# Start of DATA PROVIDED
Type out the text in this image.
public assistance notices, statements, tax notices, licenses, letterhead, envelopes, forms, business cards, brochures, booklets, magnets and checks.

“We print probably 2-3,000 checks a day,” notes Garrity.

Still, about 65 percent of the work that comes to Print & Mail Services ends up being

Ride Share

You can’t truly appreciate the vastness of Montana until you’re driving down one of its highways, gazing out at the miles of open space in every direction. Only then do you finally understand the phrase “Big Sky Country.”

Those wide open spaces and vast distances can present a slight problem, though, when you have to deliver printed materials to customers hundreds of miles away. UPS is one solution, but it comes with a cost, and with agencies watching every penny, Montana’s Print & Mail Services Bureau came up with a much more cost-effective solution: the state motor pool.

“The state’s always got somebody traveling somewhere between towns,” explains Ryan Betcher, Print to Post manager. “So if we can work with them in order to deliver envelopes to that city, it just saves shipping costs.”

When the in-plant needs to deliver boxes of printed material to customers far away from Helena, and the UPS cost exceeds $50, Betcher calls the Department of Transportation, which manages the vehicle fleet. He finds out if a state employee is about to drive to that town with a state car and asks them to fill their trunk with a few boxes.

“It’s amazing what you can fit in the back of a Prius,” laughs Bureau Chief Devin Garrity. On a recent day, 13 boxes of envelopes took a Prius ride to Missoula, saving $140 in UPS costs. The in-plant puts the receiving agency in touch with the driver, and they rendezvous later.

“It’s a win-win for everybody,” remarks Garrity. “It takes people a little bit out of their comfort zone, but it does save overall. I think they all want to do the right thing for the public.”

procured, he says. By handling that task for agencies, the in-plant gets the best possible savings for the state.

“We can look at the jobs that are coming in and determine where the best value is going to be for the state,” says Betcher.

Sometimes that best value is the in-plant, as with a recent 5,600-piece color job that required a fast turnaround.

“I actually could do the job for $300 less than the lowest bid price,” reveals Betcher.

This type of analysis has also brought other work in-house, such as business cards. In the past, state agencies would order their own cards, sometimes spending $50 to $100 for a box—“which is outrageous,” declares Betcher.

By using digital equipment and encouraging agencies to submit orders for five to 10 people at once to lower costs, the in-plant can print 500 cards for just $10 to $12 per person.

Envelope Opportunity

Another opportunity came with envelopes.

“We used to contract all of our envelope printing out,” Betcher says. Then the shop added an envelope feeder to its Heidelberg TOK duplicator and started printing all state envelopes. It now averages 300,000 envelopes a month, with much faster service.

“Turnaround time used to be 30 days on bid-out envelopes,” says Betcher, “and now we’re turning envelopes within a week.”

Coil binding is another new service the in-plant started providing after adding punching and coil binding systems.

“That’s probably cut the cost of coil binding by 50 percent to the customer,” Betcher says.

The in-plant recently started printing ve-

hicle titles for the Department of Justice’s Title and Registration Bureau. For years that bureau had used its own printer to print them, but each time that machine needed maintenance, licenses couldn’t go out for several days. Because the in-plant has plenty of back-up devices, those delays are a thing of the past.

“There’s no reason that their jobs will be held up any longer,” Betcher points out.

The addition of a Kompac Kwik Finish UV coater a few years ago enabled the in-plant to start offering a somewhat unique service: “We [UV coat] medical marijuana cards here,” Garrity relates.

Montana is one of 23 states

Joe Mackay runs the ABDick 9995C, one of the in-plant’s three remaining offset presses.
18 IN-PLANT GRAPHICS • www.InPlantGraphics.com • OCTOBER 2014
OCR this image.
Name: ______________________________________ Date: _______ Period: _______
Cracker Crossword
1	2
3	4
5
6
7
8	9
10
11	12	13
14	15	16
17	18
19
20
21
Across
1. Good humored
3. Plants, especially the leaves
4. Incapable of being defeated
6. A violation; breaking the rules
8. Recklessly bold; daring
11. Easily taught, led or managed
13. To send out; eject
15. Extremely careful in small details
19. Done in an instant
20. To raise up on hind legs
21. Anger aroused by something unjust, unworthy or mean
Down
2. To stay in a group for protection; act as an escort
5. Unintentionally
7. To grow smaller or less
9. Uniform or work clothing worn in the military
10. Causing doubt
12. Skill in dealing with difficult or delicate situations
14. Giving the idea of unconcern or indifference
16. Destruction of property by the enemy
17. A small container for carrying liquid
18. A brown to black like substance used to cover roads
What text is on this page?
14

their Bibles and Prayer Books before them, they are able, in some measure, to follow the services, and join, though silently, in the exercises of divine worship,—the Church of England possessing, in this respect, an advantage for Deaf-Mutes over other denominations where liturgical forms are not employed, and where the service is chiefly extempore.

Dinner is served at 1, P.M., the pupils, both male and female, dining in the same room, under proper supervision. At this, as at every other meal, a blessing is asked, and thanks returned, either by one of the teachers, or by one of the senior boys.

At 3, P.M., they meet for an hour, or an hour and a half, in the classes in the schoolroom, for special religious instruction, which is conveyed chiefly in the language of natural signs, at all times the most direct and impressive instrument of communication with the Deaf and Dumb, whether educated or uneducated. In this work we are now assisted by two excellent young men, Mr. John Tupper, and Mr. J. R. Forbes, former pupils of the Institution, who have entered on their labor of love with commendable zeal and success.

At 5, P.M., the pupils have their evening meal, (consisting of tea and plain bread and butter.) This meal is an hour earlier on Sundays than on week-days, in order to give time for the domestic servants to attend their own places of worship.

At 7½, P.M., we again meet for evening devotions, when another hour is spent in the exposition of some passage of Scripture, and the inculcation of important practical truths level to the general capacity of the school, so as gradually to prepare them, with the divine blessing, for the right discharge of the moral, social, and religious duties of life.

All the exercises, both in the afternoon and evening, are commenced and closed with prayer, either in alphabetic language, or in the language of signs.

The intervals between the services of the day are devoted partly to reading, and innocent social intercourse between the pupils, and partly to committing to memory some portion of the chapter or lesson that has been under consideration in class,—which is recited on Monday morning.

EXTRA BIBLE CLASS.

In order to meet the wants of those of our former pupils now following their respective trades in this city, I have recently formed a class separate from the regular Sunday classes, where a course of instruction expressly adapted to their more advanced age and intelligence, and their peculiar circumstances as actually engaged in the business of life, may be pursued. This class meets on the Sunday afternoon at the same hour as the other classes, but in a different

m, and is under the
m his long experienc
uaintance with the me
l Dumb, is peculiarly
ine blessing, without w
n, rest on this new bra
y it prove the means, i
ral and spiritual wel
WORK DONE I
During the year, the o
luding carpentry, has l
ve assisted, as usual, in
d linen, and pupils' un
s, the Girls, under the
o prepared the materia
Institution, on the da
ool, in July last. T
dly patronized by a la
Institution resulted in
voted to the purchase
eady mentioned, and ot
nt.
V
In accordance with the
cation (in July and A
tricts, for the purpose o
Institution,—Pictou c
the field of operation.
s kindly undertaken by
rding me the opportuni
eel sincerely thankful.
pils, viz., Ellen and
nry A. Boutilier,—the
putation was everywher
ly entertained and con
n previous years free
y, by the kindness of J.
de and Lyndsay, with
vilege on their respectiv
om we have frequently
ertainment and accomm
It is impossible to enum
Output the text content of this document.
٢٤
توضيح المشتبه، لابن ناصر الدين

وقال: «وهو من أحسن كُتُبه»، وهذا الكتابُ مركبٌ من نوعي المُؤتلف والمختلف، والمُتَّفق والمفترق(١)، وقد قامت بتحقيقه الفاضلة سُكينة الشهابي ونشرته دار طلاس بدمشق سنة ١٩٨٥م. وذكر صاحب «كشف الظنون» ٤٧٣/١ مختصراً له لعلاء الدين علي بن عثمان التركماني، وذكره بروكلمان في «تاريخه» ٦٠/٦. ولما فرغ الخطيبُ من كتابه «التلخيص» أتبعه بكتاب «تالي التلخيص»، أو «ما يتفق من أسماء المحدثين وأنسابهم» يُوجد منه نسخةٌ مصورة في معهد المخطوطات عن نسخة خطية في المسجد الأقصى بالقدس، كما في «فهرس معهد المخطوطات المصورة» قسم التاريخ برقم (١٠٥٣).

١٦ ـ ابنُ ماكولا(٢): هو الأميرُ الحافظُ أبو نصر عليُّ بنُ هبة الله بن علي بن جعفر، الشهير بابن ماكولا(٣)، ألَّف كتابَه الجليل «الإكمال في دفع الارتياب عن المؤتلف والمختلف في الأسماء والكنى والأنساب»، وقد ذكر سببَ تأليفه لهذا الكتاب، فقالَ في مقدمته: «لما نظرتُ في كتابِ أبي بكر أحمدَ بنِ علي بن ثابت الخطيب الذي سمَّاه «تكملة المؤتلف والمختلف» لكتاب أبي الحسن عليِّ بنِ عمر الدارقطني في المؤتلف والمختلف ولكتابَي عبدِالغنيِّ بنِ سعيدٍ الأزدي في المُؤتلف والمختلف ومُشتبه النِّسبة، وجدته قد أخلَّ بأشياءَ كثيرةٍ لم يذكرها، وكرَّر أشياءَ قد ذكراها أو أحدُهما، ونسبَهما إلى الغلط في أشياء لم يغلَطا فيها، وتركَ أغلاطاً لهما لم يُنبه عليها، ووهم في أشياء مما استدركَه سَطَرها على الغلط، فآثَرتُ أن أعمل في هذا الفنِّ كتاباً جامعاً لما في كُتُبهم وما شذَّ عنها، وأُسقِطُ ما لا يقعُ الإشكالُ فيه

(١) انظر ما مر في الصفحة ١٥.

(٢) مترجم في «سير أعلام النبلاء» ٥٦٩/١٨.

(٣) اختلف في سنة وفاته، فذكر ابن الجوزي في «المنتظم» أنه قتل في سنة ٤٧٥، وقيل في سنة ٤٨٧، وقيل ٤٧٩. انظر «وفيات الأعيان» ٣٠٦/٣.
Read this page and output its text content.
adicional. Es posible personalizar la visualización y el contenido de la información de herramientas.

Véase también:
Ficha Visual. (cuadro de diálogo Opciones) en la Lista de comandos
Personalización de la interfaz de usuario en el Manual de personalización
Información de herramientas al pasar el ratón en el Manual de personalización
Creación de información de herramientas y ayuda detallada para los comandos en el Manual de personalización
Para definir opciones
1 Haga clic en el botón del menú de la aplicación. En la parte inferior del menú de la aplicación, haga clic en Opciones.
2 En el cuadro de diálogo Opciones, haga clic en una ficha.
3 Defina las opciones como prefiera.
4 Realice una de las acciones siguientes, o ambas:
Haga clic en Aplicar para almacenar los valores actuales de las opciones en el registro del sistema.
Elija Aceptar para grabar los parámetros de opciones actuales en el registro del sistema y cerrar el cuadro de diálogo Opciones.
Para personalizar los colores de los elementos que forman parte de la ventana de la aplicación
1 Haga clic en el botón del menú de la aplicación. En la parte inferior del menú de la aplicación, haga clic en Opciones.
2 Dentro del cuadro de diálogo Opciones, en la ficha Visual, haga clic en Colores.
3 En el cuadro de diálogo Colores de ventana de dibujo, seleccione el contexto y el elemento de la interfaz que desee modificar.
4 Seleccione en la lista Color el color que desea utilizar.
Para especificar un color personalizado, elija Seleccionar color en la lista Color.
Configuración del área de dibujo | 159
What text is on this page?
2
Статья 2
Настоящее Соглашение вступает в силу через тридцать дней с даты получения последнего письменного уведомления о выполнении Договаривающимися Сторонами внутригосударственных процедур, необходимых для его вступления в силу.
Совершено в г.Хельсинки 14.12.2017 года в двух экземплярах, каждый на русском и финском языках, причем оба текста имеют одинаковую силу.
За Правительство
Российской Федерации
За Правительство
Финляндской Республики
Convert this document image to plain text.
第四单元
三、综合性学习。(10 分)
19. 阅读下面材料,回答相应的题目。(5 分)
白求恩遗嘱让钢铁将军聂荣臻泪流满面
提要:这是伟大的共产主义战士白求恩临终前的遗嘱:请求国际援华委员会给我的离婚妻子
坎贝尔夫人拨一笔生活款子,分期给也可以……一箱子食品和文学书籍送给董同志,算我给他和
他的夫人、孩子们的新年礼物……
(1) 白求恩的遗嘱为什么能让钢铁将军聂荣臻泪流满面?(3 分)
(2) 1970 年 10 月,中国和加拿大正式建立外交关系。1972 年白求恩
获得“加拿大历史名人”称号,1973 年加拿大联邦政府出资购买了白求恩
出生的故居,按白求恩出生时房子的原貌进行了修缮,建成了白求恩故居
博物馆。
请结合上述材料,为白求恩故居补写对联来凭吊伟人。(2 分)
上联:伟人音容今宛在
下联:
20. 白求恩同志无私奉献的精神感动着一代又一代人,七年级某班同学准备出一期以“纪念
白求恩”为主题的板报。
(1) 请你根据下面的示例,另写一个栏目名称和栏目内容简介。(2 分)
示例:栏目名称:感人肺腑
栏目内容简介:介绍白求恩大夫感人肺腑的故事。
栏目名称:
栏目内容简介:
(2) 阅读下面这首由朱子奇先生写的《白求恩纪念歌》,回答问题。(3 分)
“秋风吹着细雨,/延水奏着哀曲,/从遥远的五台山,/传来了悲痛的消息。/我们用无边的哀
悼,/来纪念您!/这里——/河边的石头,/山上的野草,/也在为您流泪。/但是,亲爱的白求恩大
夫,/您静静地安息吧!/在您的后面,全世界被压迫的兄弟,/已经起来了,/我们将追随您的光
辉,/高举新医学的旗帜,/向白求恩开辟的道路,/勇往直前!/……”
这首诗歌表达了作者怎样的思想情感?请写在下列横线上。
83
# End of DATA PROVIDED
▶ **STATED EXERCISE**: Of the lines in this listing, how many contain "Manual"? Reply with the number and nothing more.

▶ **WRITTEN SOLUTION**: 3